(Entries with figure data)
-- start --
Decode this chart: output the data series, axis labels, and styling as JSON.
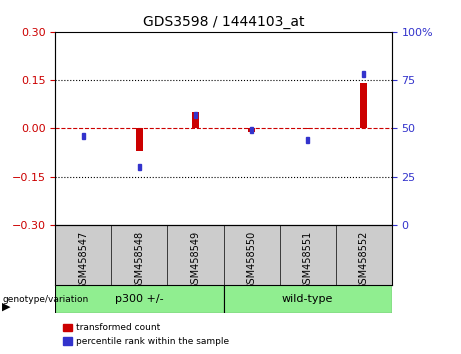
{
  "title": "GDS3598 / 1444103_at",
  "categories": [
    "GSM458547",
    "GSM458548",
    "GSM458549",
    "GSM458550",
    "GSM458551",
    "GSM458552"
  ],
  "red_values": [
    0.002,
    -0.07,
    0.05,
    -0.012,
    -0.003,
    0.14
  ],
  "blue_values": [
    46,
    30,
    57,
    49,
    44,
    78
  ],
  "groups": [
    {
      "label": "p300 +/-",
      "start": 0,
      "end": 2,
      "color": "#90EE90"
    },
    {
      "label": "wild-type",
      "start": 3,
      "end": 5,
      "color": "#90EE90"
    }
  ],
  "ylim_left": [
    -0.3,
    0.3
  ],
  "ylim_right": [
    0,
    100
  ],
  "yticks_left": [
    -0.3,
    -0.15,
    0,
    0.15,
    0.3
  ],
  "yticks_right": [
    0,
    25,
    50,
    75,
    100
  ],
  "ytick_labels_right": [
    "0",
    "25",
    "50",
    "75",
    "100%"
  ],
  "hlines_dotted": [
    0.15,
    -0.15
  ],
  "red_color": "#CC0000",
  "blue_color": "#3333CC",
  "dashed_zero_color": "#CC0000",
  "background_plot": "#FFFFFF",
  "background_xtick": "#CCCCCC",
  "red_bar_width": 0.12,
  "blue_square_size": 0.06,
  "legend_items": [
    {
      "label": "transformed count",
      "color": "#CC0000"
    },
    {
      "label": "percentile rank within the sample",
      "color": "#3333CC"
    }
  ]
}
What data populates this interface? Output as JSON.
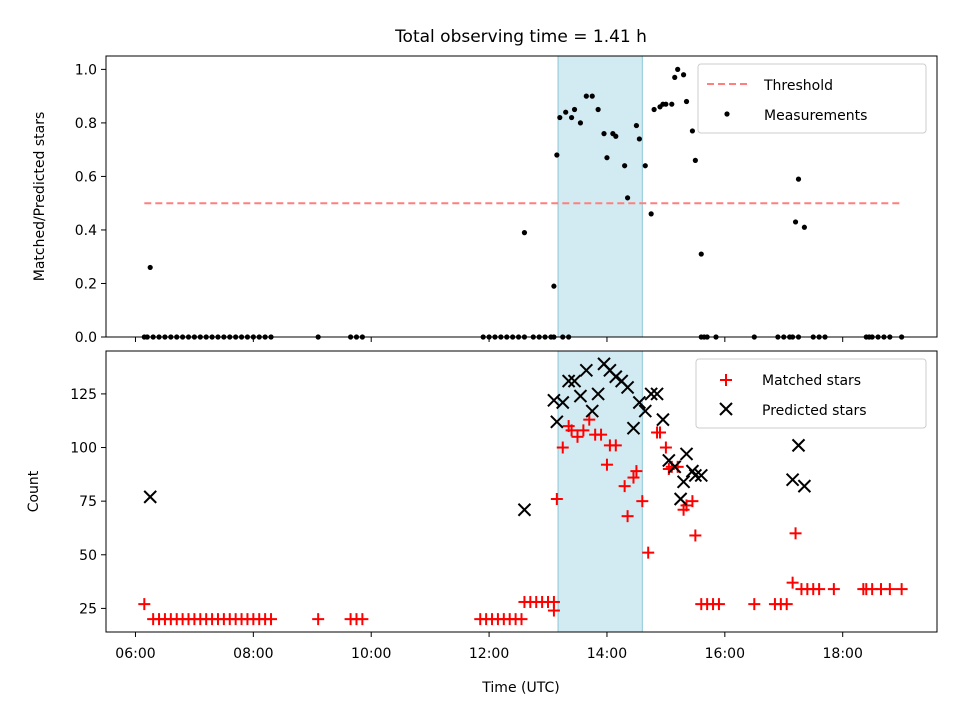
{
  "title": "Total observing time = 1.41 h",
  "chart_data": [
    {
      "type": "scatter",
      "ylabel": "Matched/Predicted stars",
      "xlabel": "",
      "xlim": [
        5.5,
        19.6
      ],
      "ylim": [
        0,
        1.05
      ],
      "yticks": [
        0.0,
        0.2,
        0.4,
        0.6,
        0.8,
        1.0
      ],
      "ytick_labels": [
        "0.0",
        "0.2",
        "0.4",
        "0.6",
        "0.8",
        "1.0"
      ],
      "xticks": [
        6,
        8,
        10,
        12,
        14,
        16,
        18
      ],
      "grid": false,
      "legend_position": "top-right",
      "shaded_region": {
        "x": [
          13.17,
          14.6
        ],
        "color": "#add8e6"
      },
      "threshold": {
        "name": "Threshold",
        "y": 0.5,
        "x": [
          6.15,
          19.0
        ],
        "color": "#ff7f7f",
        "style": "dashed"
      },
      "series": [
        {
          "name": "Measurements",
          "color": "#000000",
          "marker": "dot",
          "x": [
            6.15,
            6.25,
            6.3,
            6.4,
            6.5,
            6.6,
            6.7,
            6.8,
            6.9,
            7.0,
            7.1,
            7.2,
            7.3,
            7.4,
            7.5,
            7.6,
            7.7,
            7.8,
            7.9,
            8.0,
            8.1,
            8.2,
            8.3,
            9.1,
            9.65,
            9.75,
            9.85,
            11.9,
            12.0,
            12.1,
            12.2,
            12.3,
            12.4,
            12.5,
            12.6,
            12.75,
            12.85,
            12.95,
            13.05,
            13.1,
            13.15,
            13.2,
            13.3,
            13.4,
            13.45,
            13.55,
            13.65,
            13.75,
            13.85,
            13.95,
            14.0,
            14.1,
            14.15,
            14.3,
            14.35,
            14.5,
            14.55,
            14.65,
            14.75,
            14.8,
            14.9,
            14.95,
            15.0,
            15.1,
            15.15,
            15.2,
            15.3,
            15.35,
            15.45,
            15.5,
            15.6,
            15.65,
            15.7,
            15.85,
            16.5,
            16.9,
            17.0,
            17.1,
            17.2,
            17.25,
            17.35,
            17.5,
            17.6,
            17.7,
            18.4,
            18.45,
            18.5,
            18.6,
            18.7,
            18.8,
            19.0,
            6.2,
            12.6,
            13.1,
            13.25,
            13.35,
            15.6,
            17.15,
            17.25
          ],
          "y": [
            0,
            0.26,
            0,
            0,
            0,
            0,
            0,
            0,
            0,
            0,
            0,
            0,
            0,
            0,
            0,
            0,
            0,
            0,
            0,
            0,
            0,
            0,
            0,
            0,
            0,
            0,
            0,
            0,
            0,
            0,
            0,
            0,
            0,
            0,
            0.39,
            0,
            0,
            0,
            0,
            0.19,
            0.68,
            0.82,
            0.84,
            0.82,
            0.85,
            0.8,
            0.9,
            0.9,
            0.85,
            0.76,
            0.67,
            0.76,
            0.75,
            0.64,
            0.52,
            0.79,
            0.74,
            0.64,
            0.46,
            0.85,
            0.86,
            0.87,
            0.87,
            0.87,
            0.97,
            1.0,
            0.98,
            0.88,
            0.77,
            0.66,
            0.31,
            0,
            0,
            0,
            0,
            0,
            0,
            0,
            0.43,
            0.59,
            0.41,
            0,
            0,
            0,
            0,
            0,
            0,
            0,
            0,
            0,
            0,
            0,
            0,
            0,
            0,
            0,
            0,
            0,
            0
          ]
        }
      ]
    },
    {
      "type": "scatter",
      "ylabel": "Count",
      "xlabel": "Time (UTC)",
      "xlim": [
        5.5,
        19.6
      ],
      "ylim": [
        14,
        145
      ],
      "yticks": [
        25,
        50,
        75,
        100,
        125
      ],
      "ytick_labels": [
        "25",
        "50",
        "75",
        "100",
        "125"
      ],
      "xticks": [
        6,
        8,
        10,
        12,
        14,
        16,
        18
      ],
      "xtick_labels": [
        "06:00",
        "08:00",
        "10:00",
        "12:00",
        "14:00",
        "16:00",
        "18:00"
      ],
      "grid": false,
      "legend_position": "top-right",
      "shaded_region": {
        "x": [
          13.17,
          14.6
        ],
        "color": "#add8e6"
      },
      "series": [
        {
          "name": "Matched stars",
          "color": "#ff0000",
          "marker": "plus",
          "x": [
            6.15,
            6.3,
            6.4,
            6.5,
            6.6,
            6.7,
            6.8,
            6.9,
            7.0,
            7.1,
            7.2,
            7.3,
            7.4,
            7.5,
            7.6,
            7.7,
            7.8,
            7.9,
            8.0,
            8.1,
            8.2,
            8.3,
            9.1,
            9.65,
            9.75,
            9.85,
            11.85,
            11.95,
            12.05,
            12.15,
            12.25,
            12.35,
            12.45,
            12.55,
            12.6,
            12.7,
            12.8,
            12.9,
            13.0,
            13.1,
            13.1,
            13.15,
            13.25,
            13.35,
            13.4,
            13.5,
            13.6,
            13.7,
            13.8,
            13.9,
            14.0,
            14.05,
            14.15,
            14.3,
            14.35,
            14.45,
            14.5,
            14.6,
            14.7,
            14.85,
            14.9,
            15.0,
            15.05,
            15.1,
            15.2,
            15.3,
            15.35,
            15.45,
            15.5,
            15.6,
            15.7,
            15.8,
            15.9,
            16.5,
            16.85,
            16.95,
            17.05,
            17.15,
            17.2,
            17.3,
            17.4,
            17.5,
            17.6,
            17.85,
            18.35,
            18.4,
            18.5,
            18.65,
            18.8,
            19.0
          ],
          "y": [
            27,
            20,
            20,
            20,
            20,
            20,
            20,
            20,
            20,
            20,
            20,
            20,
            20,
            20,
            20,
            20,
            20,
            20,
            20,
            20,
            20,
            20,
            20,
            20,
            20,
            20,
            20,
            20,
            20,
            20,
            20,
            20,
            20,
            20,
            28,
            28,
            28,
            28,
            28,
            24,
            28,
            76,
            100,
            110,
            108,
            105,
            108,
            113,
            106,
            106,
            92,
            101,
            101,
            82,
            68,
            86,
            89,
            75,
            51,
            107,
            107,
            100,
            90,
            91,
            91,
            71,
            73,
            75,
            59,
            27,
            27,
            27,
            27,
            27,
            27,
            27,
            27,
            37,
            60,
            34,
            34,
            34,
            34,
            34,
            34,
            34,
            34,
            34,
            34,
            34
          ]
        },
        {
          "name": "Predicted stars",
          "color": "#000000",
          "marker": "x",
          "x": [
            6.25,
            12.6,
            13.1,
            13.15,
            13.25,
            13.35,
            13.45,
            13.55,
            13.65,
            13.75,
            13.85,
            13.95,
            14.05,
            14.15,
            14.25,
            14.35,
            14.45,
            14.55,
            14.65,
            14.75,
            14.85,
            14.95,
            15.05,
            15.15,
            15.25,
            15.3,
            15.35,
            15.45,
            15.5,
            15.6,
            17.15,
            17.25,
            17.35
          ],
          "y": [
            77,
            71,
            122,
            112,
            121,
            131,
            131,
            124,
            136,
            117,
            125,
            139,
            136,
            133,
            131,
            128,
            109,
            121,
            117,
            125,
            125,
            113,
            94,
            91,
            76,
            84,
            97,
            89,
            87,
            87,
            85,
            101,
            82
          ]
        }
      ]
    }
  ]
}
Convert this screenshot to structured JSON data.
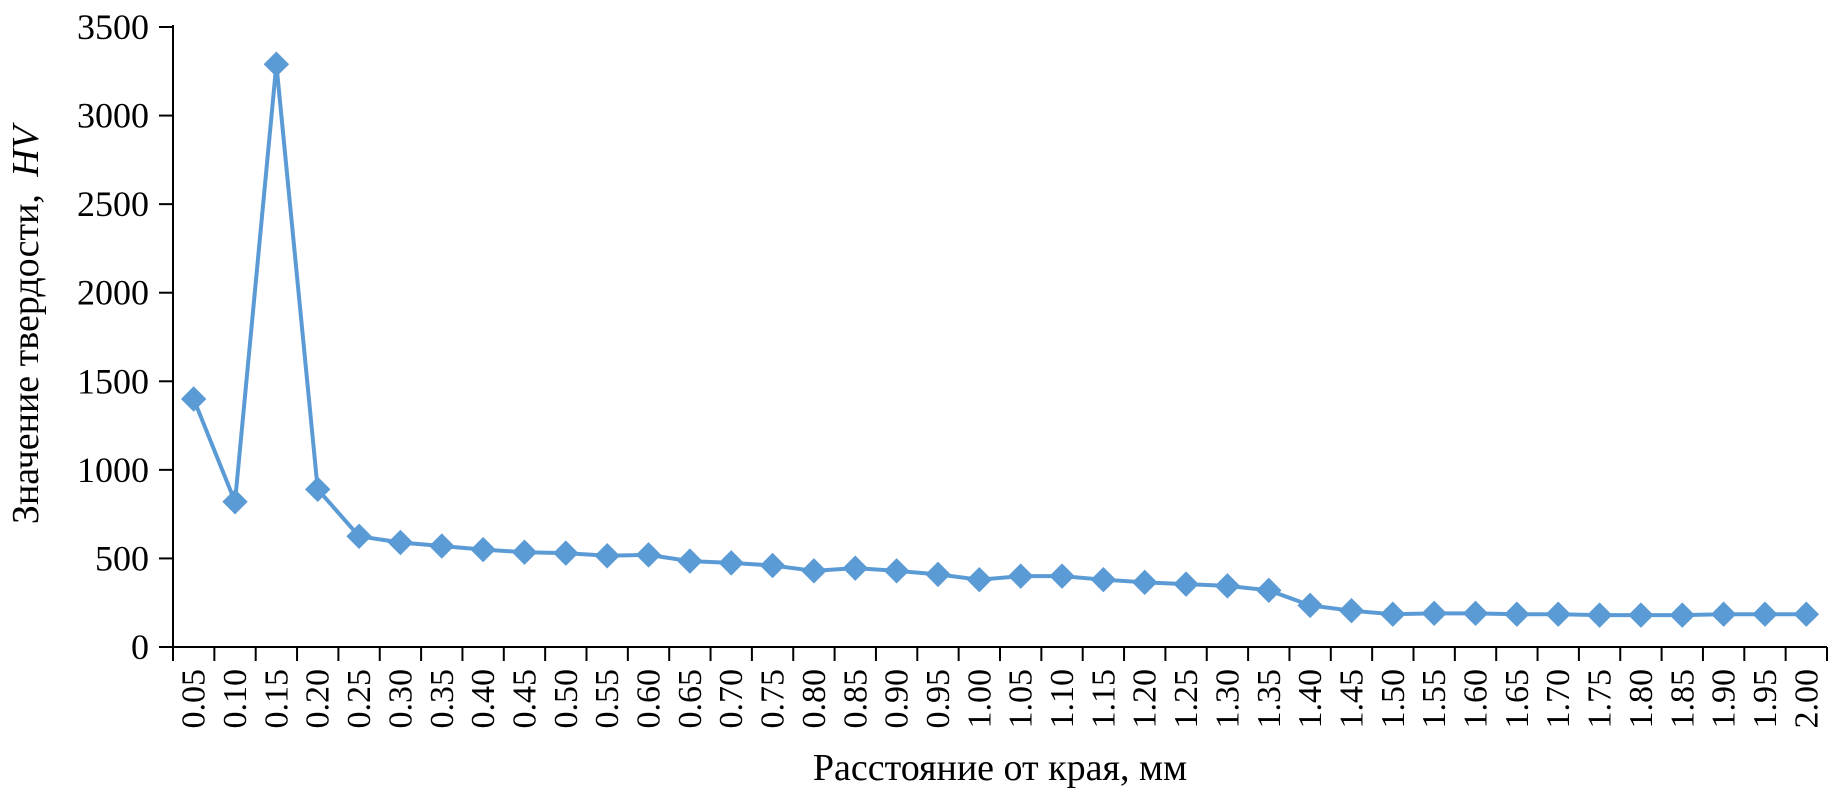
-- end --
PROMPT: Go through the listing above and locate each line that holds the word "title". Copy those lines.

RESPONSE FOR THIS EXERCISE:
  "title": "GDS3598 / 1444103_at",
  "title": "Total observing time = 1.41 h",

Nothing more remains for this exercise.